Problem details: Look for "main" in the listing below. Gather each line that contains it.

[Figure record extracts]
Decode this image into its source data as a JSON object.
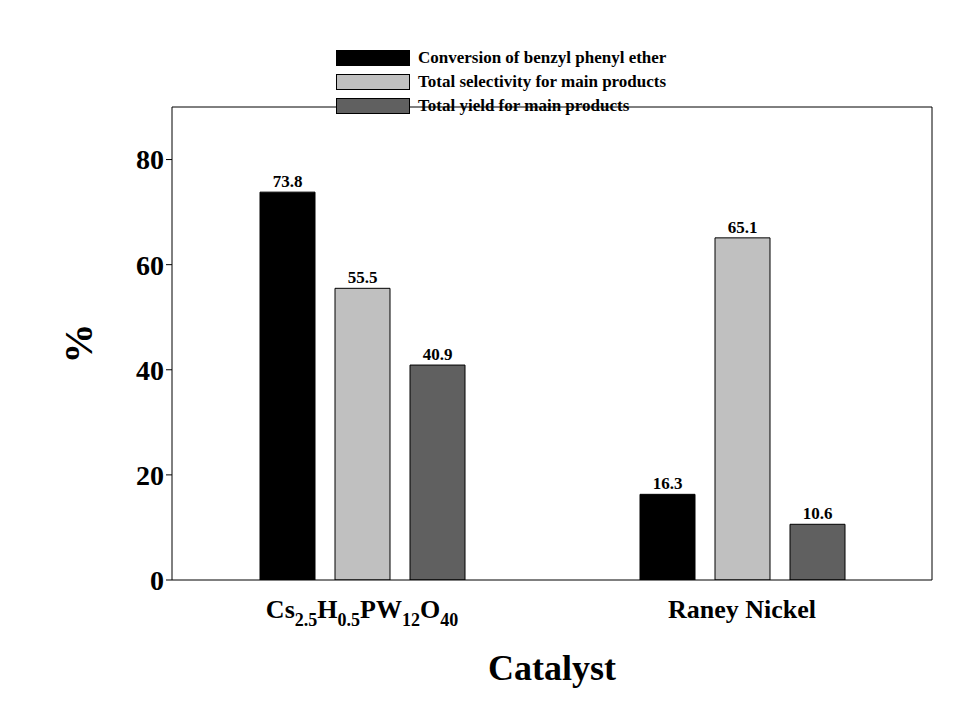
{
  "chart_data": {
    "type": "bar",
    "xlabel": "Catalyst",
    "ylabel": "%",
    "categories": [
      "Cs2.5H0.5PW12O40",
      "Raney Nickel"
    ],
    "series": [
      {
        "name": "Conversion of benzyl phenyl ether",
        "color": "#000000",
        "values": [
          73.8,
          16.3
        ]
      },
      {
        "name": "Total selectivity for main products",
        "color": "#c0c0c0",
        "values": [
          55.5,
          65.1
        ]
      },
      {
        "name": "Total yield for main products",
        "color": "#606060",
        "values": [
          40.9,
          10.6
        ]
      }
    ],
    "ylim": [
      0,
      90
    ],
    "yticks": [
      0,
      20,
      40,
      60,
      80
    ],
    "grid": false,
    "legend": "top",
    "data_labels": true
  }
}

Complete answer:
        "name": "Total selectivity for main products",
        "name": "Total yield for main products",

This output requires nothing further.